begin Records supplied

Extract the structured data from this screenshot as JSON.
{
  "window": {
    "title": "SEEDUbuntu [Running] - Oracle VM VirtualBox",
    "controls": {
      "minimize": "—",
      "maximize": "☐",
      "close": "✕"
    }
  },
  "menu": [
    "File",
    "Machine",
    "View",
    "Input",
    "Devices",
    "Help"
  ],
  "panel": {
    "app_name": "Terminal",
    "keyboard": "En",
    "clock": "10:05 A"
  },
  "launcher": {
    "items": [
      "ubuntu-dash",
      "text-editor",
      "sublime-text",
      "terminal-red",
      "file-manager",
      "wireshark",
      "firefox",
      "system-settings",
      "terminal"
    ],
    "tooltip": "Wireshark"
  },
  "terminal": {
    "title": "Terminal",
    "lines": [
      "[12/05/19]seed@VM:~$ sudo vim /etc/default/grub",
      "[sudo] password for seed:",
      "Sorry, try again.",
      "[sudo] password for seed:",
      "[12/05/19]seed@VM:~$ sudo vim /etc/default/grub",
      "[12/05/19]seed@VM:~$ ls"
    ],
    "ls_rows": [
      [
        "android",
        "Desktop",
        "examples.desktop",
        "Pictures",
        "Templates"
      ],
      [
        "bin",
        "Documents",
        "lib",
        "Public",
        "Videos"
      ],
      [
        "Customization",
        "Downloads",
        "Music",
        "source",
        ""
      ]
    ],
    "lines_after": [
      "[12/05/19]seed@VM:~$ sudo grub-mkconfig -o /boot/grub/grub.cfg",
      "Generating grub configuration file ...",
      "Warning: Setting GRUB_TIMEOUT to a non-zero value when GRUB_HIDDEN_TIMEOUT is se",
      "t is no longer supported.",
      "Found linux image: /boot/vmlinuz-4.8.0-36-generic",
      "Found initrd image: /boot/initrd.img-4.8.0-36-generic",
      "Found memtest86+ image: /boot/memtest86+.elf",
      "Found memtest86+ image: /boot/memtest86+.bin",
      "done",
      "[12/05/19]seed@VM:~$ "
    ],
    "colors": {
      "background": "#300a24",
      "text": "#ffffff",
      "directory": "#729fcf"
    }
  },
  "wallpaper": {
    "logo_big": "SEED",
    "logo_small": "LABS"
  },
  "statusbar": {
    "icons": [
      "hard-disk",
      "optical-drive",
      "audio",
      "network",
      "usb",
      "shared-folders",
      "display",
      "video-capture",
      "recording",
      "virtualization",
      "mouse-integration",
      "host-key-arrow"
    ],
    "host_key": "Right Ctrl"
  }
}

end Records supplied
begin Records supplied

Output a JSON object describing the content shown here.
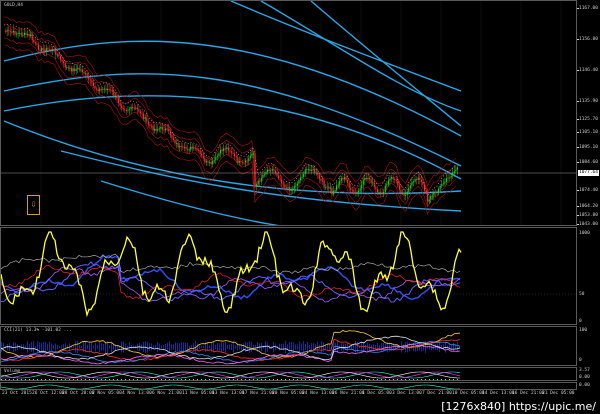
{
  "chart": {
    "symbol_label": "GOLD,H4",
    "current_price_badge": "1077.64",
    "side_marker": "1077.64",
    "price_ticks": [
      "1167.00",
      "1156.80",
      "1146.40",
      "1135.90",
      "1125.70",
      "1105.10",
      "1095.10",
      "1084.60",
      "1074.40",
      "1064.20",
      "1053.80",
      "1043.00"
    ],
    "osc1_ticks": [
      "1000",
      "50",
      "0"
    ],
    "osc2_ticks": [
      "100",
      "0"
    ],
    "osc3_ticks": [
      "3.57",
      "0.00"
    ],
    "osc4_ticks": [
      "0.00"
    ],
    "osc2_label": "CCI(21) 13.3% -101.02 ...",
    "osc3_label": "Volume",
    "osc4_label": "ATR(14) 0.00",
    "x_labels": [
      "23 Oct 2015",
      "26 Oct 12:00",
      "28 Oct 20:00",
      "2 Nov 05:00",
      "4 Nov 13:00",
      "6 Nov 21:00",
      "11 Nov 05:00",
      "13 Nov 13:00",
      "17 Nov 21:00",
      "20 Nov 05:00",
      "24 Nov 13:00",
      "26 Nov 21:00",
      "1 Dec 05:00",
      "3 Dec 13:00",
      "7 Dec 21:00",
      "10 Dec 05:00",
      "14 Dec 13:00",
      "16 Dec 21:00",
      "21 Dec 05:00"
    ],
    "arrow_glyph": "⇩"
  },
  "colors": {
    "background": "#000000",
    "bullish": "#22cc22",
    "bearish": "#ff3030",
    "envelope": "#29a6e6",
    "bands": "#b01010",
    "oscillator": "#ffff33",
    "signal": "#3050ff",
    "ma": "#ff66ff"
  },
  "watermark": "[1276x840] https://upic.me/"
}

end Records supplied

**Exercise goal:**
Go through the entries above and pull out each line with "boot" in it.

**Response to the exercise:**
      "[12/05/19]seed@VM:~$ sudo grub-mkconfig -o /boot/grub/grub.cfg",
      "Found linux image: /boot/vmlinuz-4.8.0-36-generic",
      "Found initrd image: /boot/initrd.img-4.8.0-36-generic",
      "Found memtest86+ image: /boot/memtest86+.elf",
      "Found memtest86+ image: /boot/memtest86+.bin",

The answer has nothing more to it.